═════ LISTED RECORDS ═════
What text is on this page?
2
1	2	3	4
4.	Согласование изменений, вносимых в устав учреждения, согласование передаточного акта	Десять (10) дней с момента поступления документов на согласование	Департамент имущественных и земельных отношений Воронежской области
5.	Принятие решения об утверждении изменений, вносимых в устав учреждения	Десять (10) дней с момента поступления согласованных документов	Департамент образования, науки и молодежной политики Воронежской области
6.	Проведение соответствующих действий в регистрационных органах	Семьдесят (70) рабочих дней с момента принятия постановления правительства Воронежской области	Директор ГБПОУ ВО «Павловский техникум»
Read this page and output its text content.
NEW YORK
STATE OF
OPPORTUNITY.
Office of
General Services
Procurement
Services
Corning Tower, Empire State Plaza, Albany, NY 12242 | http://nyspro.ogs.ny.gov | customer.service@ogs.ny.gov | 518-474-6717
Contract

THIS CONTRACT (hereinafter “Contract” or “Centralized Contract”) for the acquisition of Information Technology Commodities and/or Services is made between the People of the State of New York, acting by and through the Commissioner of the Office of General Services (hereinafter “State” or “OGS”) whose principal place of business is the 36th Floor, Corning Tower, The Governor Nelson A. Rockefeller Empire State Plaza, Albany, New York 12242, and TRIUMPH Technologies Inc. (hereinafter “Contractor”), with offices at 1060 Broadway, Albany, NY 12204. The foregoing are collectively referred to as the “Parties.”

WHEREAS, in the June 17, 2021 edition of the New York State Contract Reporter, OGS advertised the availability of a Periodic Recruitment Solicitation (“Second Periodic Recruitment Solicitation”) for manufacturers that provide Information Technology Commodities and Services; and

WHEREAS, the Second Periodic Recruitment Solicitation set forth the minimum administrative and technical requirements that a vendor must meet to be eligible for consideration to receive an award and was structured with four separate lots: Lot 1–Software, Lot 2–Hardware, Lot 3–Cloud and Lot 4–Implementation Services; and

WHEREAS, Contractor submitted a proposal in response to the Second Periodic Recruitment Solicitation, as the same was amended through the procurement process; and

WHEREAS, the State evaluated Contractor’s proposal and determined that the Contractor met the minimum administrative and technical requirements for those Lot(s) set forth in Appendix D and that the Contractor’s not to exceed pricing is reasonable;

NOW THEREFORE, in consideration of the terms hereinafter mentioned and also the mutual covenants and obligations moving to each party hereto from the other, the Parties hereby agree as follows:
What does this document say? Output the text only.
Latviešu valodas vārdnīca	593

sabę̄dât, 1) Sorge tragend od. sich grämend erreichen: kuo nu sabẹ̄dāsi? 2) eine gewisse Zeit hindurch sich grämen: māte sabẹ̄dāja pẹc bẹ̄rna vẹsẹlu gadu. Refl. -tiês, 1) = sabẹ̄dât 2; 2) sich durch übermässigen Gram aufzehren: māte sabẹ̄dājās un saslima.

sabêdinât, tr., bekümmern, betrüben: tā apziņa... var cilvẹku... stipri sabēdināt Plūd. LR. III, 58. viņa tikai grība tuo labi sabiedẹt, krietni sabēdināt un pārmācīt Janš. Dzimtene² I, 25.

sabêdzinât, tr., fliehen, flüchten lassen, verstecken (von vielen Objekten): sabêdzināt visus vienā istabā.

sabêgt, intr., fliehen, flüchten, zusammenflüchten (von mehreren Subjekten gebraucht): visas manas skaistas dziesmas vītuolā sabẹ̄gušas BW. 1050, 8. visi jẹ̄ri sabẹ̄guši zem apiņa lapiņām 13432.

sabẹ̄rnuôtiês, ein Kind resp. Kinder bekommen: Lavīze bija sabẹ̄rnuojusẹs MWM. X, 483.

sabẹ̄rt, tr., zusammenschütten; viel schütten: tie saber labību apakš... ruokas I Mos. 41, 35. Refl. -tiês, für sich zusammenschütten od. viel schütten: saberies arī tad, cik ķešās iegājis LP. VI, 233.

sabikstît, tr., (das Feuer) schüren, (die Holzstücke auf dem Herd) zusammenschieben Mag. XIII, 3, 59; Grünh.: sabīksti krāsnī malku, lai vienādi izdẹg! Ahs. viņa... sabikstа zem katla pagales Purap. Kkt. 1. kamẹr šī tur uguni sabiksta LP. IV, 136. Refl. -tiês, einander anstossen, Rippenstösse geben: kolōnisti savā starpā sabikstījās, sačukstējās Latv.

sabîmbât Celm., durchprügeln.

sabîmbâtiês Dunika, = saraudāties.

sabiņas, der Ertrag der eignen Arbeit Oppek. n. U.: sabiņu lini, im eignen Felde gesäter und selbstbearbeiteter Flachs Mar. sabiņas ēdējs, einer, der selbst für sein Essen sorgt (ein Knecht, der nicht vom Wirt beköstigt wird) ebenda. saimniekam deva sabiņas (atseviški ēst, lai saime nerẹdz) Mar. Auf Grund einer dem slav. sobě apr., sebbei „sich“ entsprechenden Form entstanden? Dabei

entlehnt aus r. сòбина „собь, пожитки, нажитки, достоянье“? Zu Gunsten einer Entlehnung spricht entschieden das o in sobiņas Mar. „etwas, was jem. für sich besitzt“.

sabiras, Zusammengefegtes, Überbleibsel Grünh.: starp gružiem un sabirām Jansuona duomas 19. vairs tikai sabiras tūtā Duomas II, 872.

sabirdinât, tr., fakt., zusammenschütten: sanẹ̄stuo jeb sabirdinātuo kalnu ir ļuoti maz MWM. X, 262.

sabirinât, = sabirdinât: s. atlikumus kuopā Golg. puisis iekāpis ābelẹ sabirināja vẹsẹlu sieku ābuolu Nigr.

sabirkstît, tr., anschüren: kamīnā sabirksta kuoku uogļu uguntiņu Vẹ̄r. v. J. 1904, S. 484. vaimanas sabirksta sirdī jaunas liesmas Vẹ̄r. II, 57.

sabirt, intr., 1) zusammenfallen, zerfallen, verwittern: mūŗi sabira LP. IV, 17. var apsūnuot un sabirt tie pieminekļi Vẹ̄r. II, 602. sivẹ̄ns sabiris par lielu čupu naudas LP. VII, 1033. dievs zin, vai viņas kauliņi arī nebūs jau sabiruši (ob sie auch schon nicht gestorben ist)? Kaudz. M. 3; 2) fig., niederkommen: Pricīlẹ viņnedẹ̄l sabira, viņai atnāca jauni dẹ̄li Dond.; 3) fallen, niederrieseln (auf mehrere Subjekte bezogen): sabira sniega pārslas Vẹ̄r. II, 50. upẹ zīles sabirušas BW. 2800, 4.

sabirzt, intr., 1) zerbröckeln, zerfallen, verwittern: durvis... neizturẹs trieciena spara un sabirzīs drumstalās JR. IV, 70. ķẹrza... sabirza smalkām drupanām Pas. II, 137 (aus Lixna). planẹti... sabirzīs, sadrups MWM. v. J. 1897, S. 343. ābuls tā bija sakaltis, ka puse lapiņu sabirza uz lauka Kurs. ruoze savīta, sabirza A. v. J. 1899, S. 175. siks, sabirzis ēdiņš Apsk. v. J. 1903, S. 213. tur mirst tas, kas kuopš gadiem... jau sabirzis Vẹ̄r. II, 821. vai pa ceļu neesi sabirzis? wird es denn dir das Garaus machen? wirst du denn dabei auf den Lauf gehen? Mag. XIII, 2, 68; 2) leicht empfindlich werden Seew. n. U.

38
═════
Reproduce each entry from the records above, character for character.

[EXERCISE SOLUTION]
What text is on this page?
2
1	2	3	4
4.	Согласование изменений, вносимых в устав учреждения, согласование передаточного акта	Десять (10) дней с момента поступления документов на согласование	Департамент имущественных и земельных отношений Воронежской области
5.	Принятие решения об утверждении изменений, вносимых в устав учреждения	Десять (10) дней с момента поступления согласованных документов	Департамент образования, науки и молодежной политики Воронежской области
6.	Проведение соответствующих действий в регистрационных органах	Семьдесят (70) рабочих дней с момента принятия постановления правительства Воронежской области	Директор ГБПОУ ВО «Павловский техникум»
Read this page and output its text content.
NEW YORK
STATE OF
OPPORTUNITY.
Office of
General Services
Procurement
Services
Corning Tower, Empire State Plaza, Albany, NY 12242 | http://nyspro.ogs.ny.gov | customer.service@ogs.ny.gov | 518-474-6717
Contract

THIS CONTRACT (hereinafter “Contract” or “Centralized Contract”) for the acquisition of Information Technology Commodities and/or Services is made between the People of the State of New York, acting by and through the Commissioner of the Office of General Services (hereinafter “State” or “OGS”) whose principal place of business is the 36th Floor, Corning Tower, The Governor Nelson A. Rockefeller Empire State Plaza, Albany, New York 12242, and TRIUMPH Technologies Inc. (hereinafter “Contractor”), with offices at 1060 Broadway, Albany, NY 12204. The foregoing are collectively referred to as the “Parties.”

WHEREAS, in the June 17, 2021 edition of the New York State Contract Reporter, OGS advertised the availability of a Periodic Recruitment Solicitation (“Second Periodic Recruitment Solicitation”) for manufacturers that provide Information Technology Commodities and Services; and

WHEREAS, the Second Periodic Recruitment Solicitation set forth the minimum administrative and technical requirements that a vendor must meet to be eligible for consideration to receive an award and was structured with four separate lots: Lot 1–Software, Lot 2–Hardware, Lot 3–Cloud and Lot 4–Implementation Services; and

WHEREAS, Contractor submitted a proposal in response to the Second Periodic Recruitment Solicitation, as the same was amended through the procurement process; and

WHEREAS, the State evaluated Contractor’s proposal and determined that the Contractor met the minimum administrative and technical requirements for those Lot(s) set forth in Appendix D and that the Contractor’s not to exceed pricing is reasonable;

NOW THEREFORE, in consideration of the terms hereinafter mentioned and also the mutual covenants and obligations moving to each party hereto from the other, the Parties hereby agree as follows:
What does this document say? Output the text only.
Latviešu valodas vārdnīca	593

sabę̄dât, 1) Sorge tragend od. sich grämend erreichen: kuo nu sabẹ̄dāsi? 2) eine gewisse Zeit hindurch sich grämen: māte sabẹ̄dāja pẹc bẹ̄rna vẹsẹlu gadu. Refl. -tiês, 1) = sabẹ̄dât 2; 2) sich durch übermässigen Gram aufzehren: māte sabẹ̄dājās un saslima.

sabêdinât, tr., bekümmern, betrüben: tā apziņa... var cilvẹku... stipri sabēdināt Plūd. LR. III, 58. viņa tikai grība tuo labi sabiedẹt, krietni sabēdināt un pārmācīt Janš. Dzimtene² I, 25.

sabêdzinât, tr., fliehen, flüchten lassen, verstecken (von vielen Objekten): sabêdzināt visus vienā istabā.

sabêgt, intr., fliehen, flüchten, zusammenflüchten (von mehreren Subjekten gebraucht): visas manas skaistas dziesmas vītuolā sabẹ̄gušas BW. 1050, 8. visi jẹ̄ri sabẹ̄guši zem apiņa lapiņām 13432.

sabẹ̄rnuôtiês, ein Kind resp. Kinder bekommen: Lavīze bija sabẹ̄rnuojusẹs MWM. X, 483.

sabẹ̄rt, tr., zusammenschütten; viel schütten: tie saber labību apakš... ruokas I Mos. 41, 35. Refl. -tiês, für sich zusammenschütten od. viel schütten: saberies arī tad, cik ķešās iegājis LP. VI, 233.

sabikstît, tr., (das Feuer) schüren, (die Holzstücke auf dem Herd) zusammenschieben Mag. XIII, 3, 59; Grünh.: sabīksti krāsnī malku, lai vienādi izdẹg! Ahs. viņa... sabikstа zem katla pagales Purap. Kkt. 1. kamẹr šī tur uguni sabiksta LP. IV, 136. Refl. -tiês, einander anstossen, Rippenstösse geben: kolōnisti savā starpā sabikstījās, sačukstējās Latv.

sabîmbât Celm., durchprügeln.

sabîmbâtiês Dunika, = saraudāties.

sabiņas, der Ertrag der eignen Arbeit Oppek. n. U.: sabiņu lini, im eignen Felde gesäter und selbstbearbeiteter Flachs Mar. sabiņas ēdējs, einer, der selbst für sein Essen sorgt (ein Knecht, der nicht vom Wirt beköstigt wird) ebenda. saimniekam deva sabiņas (atseviški ēst, lai saime nerẹdz) Mar. Auf Grund einer dem slav. sobě apr., sebbei „sich“ entsprechenden Form entstanden? Dabei

entlehnt aus r. сòбина „собь, пожитки, нажитки, достоянье“? Zu Gunsten einer Entlehnung spricht entschieden das o in sobiņas Mar. „etwas, was jem. für sich besitzt“.

sabiras, Zusammengefegtes, Überbleibsel Grünh.: starp gružiem un sabirām Jansuona duomas 19. vairs tikai sabiras tūtā Duomas II, 872.

sabirdinât, tr., fakt., zusammenschütten: sanẹ̄stuo jeb sabirdinātuo kalnu ir ļuoti maz MWM. X, 262.

sabirinât, = sabirdinât: s. atlikumus kuopā Golg. puisis iekāpis ābelẹ sabirināja vẹsẹlu sieku ābuolu Nigr.

sabirkstît, tr., anschüren: kamīnā sabirksta kuoku uogļu uguntiņu Vẹ̄r. v. J. 1904, S. 484. vaimanas sabirksta sirdī jaunas liesmas Vẹ̄r. II, 57.

sabirt, intr., 1) zusammenfallen, zerfallen, verwittern: mūŗi sabira LP. IV, 17. var apsūnuot un sabirt tie pieminekļi Vẹ̄r. II, 602. sivẹ̄ns sabiris par lielu čupu naudas LP. VII, 1033. dievs zin, vai viņas kauliņi arī nebūs jau sabiruši (ob sie auch schon nicht gestorben ist)? Kaudz. M. 3; 2) fig., niederkommen: Pricīlẹ viņnedẹ̄l sabira, viņai atnāca jauni dẹ̄li Dond.; 3) fallen, niederrieseln (auf mehrere Subjekte bezogen): sabira sniega pārslas Vẹ̄r. II, 50. upẹ zīles sabirušas BW. 2800, 4.

sabirzt, intr., 1) zerbröckeln, zerfallen, verwittern: durvis... neizturẹs trieciena spara un sabirzīs drumstalās JR. IV, 70. ķẹrza... sabirza smalkām drupanām Pas. II, 137 (aus Lixna). planẹti... sabirzīs, sadrups MWM. v. J. 1897, S. 343. ābuls tā bija sakaltis, ka puse lapiņu sabirza uz lauka Kurs. ruoze savīta, sabirza A. v. J. 1899, S. 175. siks, sabirzis ēdiņš Apsk. v. J. 1903, S. 213. tur mirst tas, kas kuopš gadiem... jau sabirzis Vẹ̄r. II, 821. vai pa ceļu neesi sabirzis? wird es denn dir das Garaus machen? wirst du denn dabei auf den Lauf gehen? Mag. XIII, 2, 68; 2) leicht empfindlich werden Seew. n. U.

38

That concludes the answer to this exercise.